PROBLEM DETAILS
Provide only the number of lines in the records below that include "screenshot".

┌─ AVAILABLE RECORDS

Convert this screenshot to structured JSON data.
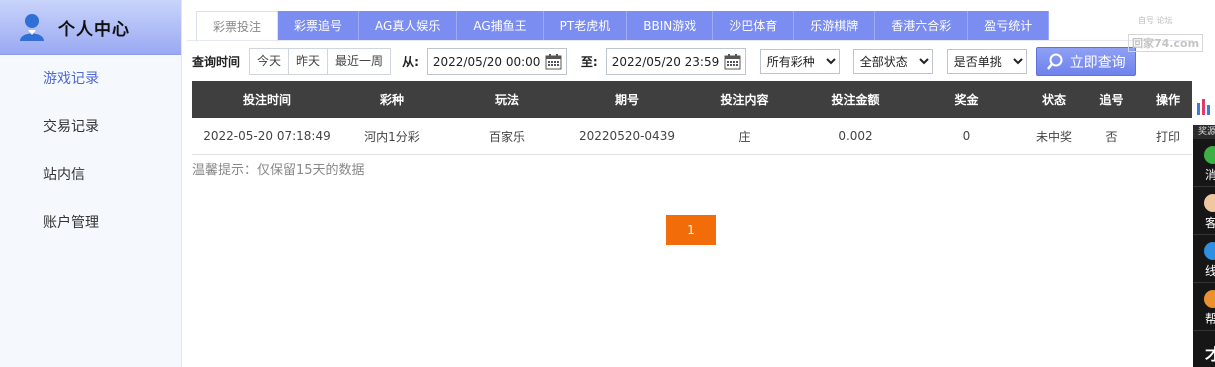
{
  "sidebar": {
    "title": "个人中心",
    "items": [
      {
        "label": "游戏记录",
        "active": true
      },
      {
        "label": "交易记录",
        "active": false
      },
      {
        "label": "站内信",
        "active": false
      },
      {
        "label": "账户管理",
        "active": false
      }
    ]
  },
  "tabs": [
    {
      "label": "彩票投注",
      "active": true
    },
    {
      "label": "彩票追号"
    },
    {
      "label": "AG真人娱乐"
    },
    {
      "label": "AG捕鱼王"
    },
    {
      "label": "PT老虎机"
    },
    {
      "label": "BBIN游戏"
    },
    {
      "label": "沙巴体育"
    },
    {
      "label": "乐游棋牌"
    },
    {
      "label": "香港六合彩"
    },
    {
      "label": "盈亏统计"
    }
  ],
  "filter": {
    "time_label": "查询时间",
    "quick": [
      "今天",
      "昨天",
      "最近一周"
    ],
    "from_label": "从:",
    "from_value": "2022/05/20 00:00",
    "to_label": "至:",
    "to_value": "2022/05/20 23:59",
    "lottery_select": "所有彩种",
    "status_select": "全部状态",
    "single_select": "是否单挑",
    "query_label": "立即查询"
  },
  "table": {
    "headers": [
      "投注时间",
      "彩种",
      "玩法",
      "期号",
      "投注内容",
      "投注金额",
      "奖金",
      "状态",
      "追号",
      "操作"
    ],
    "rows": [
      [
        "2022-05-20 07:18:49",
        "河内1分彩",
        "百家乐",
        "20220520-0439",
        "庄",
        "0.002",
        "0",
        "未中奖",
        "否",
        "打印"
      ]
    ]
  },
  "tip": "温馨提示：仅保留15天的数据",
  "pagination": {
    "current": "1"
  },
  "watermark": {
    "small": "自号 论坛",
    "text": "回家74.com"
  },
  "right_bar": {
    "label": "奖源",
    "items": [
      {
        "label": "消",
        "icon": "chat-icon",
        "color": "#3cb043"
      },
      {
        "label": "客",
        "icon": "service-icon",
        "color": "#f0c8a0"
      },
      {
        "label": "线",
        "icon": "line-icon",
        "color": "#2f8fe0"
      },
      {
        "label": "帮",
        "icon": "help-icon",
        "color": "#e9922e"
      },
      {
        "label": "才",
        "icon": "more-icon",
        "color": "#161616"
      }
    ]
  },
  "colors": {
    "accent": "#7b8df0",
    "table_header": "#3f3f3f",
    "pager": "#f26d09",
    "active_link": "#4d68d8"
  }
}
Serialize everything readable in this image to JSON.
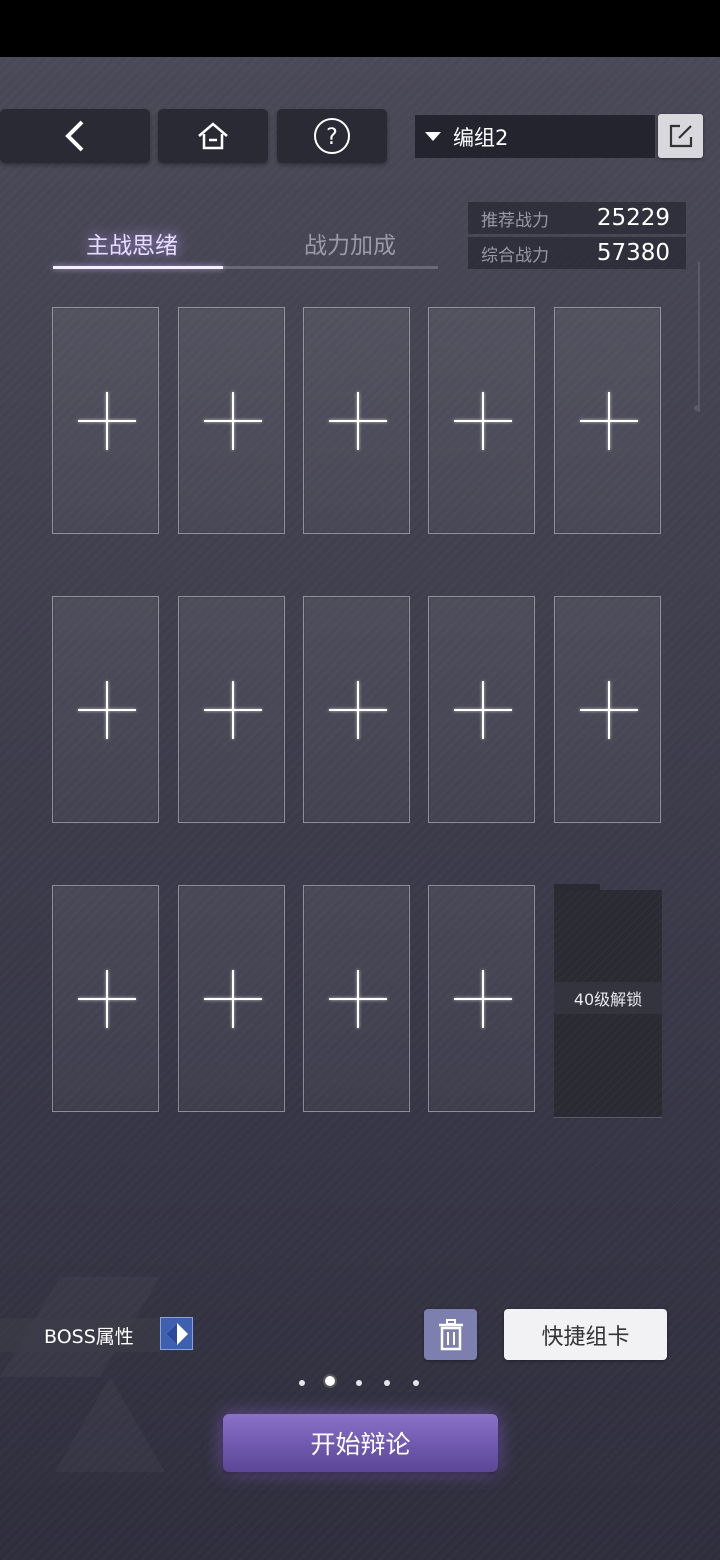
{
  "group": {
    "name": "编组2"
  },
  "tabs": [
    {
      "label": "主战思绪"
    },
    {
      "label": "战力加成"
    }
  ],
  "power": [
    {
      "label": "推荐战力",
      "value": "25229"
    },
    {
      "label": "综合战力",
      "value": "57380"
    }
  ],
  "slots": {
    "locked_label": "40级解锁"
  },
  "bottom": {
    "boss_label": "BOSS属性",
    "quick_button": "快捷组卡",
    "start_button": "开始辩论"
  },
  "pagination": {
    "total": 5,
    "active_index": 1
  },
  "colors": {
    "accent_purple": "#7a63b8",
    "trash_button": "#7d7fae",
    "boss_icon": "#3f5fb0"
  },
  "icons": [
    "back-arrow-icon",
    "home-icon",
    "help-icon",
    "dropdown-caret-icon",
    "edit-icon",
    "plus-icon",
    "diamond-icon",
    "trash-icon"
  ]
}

└─
┌─ AVAILABLE RECORDS

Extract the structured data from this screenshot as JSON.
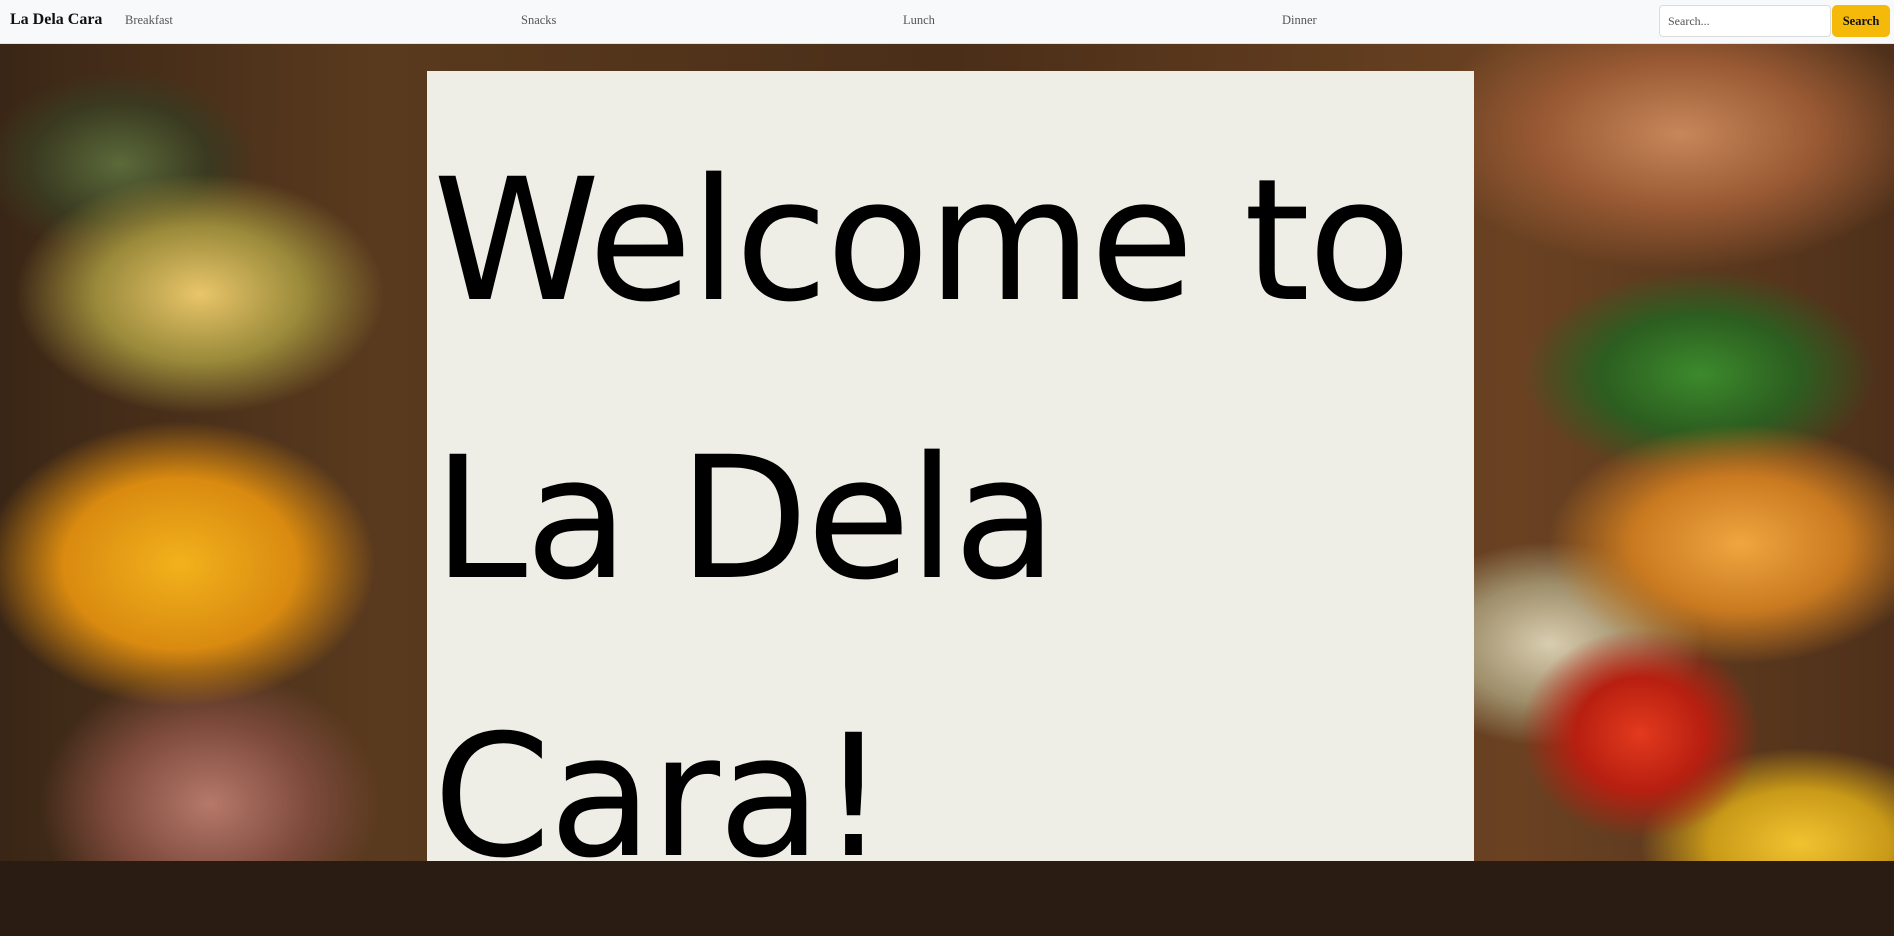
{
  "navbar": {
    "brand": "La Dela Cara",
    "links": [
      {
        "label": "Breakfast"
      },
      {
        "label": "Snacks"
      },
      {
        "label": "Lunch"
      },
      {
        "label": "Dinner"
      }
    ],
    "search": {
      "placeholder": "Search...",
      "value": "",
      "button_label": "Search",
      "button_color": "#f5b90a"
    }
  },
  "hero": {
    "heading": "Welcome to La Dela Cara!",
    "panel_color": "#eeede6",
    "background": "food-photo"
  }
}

└─

RESPONSE
2